> **EXCERPTED RECORDS**
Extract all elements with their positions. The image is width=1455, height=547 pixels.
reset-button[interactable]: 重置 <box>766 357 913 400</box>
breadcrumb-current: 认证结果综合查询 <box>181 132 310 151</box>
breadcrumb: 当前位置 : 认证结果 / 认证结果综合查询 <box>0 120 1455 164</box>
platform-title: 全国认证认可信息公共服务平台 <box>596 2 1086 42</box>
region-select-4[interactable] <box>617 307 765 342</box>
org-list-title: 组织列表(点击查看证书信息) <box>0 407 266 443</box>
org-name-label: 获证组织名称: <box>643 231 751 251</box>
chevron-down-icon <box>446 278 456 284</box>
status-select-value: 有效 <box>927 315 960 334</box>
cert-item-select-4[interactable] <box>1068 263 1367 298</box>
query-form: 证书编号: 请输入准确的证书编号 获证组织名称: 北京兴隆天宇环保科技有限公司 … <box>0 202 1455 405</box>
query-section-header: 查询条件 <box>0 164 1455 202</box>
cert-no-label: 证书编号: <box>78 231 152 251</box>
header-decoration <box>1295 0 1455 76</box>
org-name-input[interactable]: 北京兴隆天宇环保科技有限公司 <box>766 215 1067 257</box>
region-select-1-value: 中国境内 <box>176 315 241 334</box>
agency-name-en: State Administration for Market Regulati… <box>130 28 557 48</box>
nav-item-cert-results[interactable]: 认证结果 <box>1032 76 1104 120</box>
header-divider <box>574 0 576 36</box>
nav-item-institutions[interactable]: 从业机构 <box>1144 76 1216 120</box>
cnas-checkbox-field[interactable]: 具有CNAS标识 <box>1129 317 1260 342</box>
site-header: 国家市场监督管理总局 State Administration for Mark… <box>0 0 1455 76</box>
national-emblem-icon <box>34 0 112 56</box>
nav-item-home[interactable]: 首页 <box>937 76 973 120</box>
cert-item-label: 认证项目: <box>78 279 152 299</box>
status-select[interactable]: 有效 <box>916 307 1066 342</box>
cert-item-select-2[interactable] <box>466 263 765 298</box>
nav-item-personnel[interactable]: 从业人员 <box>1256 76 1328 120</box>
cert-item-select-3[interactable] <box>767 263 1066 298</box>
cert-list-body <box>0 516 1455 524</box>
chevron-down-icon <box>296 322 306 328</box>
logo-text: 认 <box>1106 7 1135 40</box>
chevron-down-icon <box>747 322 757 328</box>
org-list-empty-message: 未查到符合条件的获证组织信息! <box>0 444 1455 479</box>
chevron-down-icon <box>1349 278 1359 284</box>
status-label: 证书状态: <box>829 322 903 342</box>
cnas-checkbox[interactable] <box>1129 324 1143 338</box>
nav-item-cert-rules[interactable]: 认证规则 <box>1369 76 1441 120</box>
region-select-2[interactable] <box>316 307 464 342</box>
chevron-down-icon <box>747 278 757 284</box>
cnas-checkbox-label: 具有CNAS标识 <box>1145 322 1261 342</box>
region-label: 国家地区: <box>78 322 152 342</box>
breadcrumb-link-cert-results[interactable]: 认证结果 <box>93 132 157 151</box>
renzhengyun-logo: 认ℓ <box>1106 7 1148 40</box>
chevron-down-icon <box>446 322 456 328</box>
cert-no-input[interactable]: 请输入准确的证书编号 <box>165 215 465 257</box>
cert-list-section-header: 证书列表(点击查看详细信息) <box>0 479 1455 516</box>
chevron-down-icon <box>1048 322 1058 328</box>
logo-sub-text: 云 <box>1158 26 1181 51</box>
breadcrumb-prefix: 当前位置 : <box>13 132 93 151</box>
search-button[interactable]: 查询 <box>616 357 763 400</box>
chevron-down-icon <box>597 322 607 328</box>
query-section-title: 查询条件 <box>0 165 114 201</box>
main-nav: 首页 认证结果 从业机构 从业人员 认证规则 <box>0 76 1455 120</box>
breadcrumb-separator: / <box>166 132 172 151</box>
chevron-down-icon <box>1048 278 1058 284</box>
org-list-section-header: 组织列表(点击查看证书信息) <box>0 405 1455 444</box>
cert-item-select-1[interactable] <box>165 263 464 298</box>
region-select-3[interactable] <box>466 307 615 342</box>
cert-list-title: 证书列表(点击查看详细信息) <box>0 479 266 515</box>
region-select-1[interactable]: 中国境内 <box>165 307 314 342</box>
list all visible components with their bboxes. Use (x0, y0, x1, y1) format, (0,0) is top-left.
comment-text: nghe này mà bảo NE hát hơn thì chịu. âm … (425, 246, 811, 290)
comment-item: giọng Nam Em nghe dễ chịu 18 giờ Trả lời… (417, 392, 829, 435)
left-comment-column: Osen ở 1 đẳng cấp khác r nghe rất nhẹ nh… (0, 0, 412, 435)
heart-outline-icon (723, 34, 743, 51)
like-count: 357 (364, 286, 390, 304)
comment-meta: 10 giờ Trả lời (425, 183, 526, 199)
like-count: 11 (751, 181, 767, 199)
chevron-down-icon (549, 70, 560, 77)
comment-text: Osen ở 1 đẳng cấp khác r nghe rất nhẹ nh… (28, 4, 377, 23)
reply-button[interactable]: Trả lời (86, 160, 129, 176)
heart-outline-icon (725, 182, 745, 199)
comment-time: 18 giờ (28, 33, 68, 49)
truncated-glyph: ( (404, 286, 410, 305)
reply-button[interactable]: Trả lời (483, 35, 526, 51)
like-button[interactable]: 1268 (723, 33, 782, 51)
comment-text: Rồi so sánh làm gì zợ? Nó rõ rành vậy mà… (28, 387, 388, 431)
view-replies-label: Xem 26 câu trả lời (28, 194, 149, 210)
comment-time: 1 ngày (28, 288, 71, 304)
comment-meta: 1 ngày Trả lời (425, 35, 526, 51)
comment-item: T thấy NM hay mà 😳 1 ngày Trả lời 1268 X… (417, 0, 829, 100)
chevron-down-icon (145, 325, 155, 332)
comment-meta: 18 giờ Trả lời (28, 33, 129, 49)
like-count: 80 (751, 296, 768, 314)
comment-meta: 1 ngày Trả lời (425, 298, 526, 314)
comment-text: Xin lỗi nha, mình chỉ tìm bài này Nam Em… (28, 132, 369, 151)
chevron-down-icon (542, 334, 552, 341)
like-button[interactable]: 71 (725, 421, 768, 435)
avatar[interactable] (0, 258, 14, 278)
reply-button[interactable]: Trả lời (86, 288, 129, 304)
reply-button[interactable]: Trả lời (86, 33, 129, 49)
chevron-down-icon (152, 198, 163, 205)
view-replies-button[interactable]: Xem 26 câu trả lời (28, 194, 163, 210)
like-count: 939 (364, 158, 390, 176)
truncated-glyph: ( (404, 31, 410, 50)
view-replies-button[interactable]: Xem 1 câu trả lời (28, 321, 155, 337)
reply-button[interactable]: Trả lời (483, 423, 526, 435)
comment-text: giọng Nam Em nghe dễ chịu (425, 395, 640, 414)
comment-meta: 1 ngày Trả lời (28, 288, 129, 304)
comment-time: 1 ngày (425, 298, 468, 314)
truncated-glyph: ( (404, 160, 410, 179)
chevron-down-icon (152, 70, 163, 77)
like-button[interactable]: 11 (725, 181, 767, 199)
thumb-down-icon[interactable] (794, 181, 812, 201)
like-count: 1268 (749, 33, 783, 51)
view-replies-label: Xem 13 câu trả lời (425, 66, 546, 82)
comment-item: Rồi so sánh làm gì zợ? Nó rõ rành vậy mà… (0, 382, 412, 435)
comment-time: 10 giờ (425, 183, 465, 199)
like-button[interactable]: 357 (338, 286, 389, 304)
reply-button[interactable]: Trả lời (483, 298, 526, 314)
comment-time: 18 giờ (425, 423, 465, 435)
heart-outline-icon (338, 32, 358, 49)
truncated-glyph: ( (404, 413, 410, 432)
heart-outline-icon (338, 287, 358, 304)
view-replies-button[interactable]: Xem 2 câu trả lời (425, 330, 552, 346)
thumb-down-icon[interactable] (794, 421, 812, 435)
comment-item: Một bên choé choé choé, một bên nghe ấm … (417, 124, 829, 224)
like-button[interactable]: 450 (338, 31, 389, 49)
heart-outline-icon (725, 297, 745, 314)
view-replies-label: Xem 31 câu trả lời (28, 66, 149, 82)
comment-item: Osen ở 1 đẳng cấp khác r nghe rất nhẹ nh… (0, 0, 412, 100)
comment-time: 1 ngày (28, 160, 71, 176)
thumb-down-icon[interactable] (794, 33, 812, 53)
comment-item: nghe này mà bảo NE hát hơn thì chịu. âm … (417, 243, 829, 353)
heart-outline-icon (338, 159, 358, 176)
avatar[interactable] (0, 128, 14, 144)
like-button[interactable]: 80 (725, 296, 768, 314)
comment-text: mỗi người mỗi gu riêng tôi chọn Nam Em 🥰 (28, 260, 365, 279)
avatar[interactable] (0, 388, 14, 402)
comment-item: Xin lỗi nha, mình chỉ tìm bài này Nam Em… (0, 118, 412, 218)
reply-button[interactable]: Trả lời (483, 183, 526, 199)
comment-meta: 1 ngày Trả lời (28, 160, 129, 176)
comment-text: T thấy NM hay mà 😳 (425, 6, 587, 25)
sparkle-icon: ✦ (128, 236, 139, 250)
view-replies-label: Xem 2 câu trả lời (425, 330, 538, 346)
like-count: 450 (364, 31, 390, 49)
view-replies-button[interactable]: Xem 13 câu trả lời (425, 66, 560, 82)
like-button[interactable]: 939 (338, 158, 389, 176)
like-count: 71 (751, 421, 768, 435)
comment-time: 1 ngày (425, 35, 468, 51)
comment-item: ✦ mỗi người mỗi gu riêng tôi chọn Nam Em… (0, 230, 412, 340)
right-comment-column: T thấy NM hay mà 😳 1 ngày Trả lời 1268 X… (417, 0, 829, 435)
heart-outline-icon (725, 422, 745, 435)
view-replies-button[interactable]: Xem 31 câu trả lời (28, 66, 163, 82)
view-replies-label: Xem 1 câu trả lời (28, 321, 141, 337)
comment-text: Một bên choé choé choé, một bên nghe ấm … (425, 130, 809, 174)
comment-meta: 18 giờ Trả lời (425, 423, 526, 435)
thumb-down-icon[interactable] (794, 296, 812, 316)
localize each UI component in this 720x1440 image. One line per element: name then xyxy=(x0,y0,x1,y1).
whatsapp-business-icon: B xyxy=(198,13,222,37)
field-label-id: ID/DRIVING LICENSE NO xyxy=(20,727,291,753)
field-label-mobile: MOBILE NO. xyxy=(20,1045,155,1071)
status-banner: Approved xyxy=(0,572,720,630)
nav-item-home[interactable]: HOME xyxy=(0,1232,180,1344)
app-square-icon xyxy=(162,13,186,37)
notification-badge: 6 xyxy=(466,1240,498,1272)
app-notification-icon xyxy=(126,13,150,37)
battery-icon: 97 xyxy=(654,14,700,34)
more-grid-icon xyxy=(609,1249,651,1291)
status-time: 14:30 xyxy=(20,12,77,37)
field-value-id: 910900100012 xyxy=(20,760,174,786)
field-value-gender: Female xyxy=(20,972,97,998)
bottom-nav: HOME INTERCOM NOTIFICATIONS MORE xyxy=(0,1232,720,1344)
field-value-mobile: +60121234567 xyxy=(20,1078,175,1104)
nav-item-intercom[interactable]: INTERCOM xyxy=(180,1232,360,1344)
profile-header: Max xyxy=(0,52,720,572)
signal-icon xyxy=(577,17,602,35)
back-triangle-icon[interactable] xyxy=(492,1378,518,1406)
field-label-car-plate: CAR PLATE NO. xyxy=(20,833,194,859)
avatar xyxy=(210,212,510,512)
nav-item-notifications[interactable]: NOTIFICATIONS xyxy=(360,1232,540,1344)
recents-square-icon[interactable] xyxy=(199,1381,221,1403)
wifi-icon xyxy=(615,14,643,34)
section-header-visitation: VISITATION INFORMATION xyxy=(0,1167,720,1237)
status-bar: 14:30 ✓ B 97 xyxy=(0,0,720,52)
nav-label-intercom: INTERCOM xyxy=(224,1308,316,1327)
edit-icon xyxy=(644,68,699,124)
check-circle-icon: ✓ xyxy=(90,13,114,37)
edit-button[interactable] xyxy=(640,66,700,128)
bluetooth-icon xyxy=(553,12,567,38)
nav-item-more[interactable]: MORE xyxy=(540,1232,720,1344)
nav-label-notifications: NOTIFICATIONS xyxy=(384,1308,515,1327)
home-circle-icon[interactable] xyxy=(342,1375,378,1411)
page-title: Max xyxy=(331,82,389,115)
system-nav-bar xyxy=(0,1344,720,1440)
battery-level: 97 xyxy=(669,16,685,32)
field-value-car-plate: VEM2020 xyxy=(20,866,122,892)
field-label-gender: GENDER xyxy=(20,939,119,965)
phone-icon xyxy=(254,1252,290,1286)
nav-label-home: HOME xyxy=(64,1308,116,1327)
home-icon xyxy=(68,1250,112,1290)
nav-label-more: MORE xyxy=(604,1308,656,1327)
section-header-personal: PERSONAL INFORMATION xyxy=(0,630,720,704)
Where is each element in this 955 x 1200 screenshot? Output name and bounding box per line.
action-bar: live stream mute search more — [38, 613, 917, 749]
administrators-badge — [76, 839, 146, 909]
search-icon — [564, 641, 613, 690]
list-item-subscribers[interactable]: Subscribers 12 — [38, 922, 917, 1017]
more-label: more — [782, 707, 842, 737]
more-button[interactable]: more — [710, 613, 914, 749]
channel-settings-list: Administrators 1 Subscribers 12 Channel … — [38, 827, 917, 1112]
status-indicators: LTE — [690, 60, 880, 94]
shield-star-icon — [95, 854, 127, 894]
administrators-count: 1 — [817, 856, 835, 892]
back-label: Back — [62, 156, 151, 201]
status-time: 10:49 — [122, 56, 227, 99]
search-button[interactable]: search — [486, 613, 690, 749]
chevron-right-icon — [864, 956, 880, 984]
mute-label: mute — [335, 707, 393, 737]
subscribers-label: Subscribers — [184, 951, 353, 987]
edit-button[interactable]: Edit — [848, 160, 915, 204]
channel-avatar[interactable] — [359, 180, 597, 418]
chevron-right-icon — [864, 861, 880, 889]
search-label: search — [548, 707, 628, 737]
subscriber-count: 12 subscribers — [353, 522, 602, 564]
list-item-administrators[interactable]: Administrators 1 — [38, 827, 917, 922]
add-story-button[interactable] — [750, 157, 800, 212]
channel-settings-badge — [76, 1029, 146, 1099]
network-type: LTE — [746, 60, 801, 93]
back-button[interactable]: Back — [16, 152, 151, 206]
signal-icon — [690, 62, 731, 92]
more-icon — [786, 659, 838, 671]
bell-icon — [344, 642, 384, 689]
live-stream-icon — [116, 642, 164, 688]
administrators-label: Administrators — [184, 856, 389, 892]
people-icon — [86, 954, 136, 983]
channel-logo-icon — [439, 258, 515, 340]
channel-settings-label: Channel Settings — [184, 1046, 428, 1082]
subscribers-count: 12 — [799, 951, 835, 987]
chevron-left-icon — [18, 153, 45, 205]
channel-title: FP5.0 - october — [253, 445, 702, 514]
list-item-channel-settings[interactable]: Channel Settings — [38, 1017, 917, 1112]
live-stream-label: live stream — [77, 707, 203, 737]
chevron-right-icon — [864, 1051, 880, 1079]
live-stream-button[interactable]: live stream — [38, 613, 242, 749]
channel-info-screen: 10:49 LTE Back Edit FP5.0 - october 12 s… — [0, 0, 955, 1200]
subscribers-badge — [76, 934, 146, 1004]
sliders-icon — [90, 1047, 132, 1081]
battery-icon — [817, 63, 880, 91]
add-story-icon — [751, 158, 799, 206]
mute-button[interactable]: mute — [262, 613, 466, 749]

> **TASK REQUIREMENTS**
Copy out the records verbatim, starting at the first line and ending with the line that contains "org-list-title: 组织列表(点击查看证书信息) <box>0".

> **WRITTEN SOLUTION**
Extract all elements with their positions. The image is width=1455, height=547 pixels.
reset-button[interactable]: 重置 <box>766 357 913 400</box>
breadcrumb-current: 认证结果综合查询 <box>181 132 310 151</box>
breadcrumb: 当前位置 : 认证结果 / 认证结果综合查询 <box>0 120 1455 164</box>
platform-title: 全国认证认可信息公共服务平台 <box>596 2 1086 42</box>
region-select-4[interactable] <box>617 307 765 342</box>
org-list-title: 组织列表(点击查看证书信息) <box>0 407 266 443</box>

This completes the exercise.